- Stored entries -
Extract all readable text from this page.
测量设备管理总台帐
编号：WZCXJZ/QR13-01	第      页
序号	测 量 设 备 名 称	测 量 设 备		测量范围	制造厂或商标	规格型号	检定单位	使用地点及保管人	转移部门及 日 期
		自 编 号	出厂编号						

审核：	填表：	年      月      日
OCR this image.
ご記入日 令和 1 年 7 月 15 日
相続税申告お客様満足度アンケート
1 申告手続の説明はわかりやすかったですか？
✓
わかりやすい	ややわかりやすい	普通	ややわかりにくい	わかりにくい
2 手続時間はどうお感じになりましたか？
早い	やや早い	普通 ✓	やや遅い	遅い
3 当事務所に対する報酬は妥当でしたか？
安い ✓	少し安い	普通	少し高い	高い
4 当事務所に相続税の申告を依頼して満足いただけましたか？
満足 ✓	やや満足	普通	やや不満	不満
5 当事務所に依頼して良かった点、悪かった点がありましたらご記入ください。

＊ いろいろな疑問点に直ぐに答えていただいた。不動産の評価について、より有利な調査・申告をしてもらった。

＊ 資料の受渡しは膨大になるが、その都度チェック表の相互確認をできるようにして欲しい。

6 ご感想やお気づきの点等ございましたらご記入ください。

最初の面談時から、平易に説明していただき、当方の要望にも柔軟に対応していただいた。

- Short problem -
Take every line from the records above that has the word "this" and copy it.

- Written answer -
Extract all readable text from this page.
OCR this image.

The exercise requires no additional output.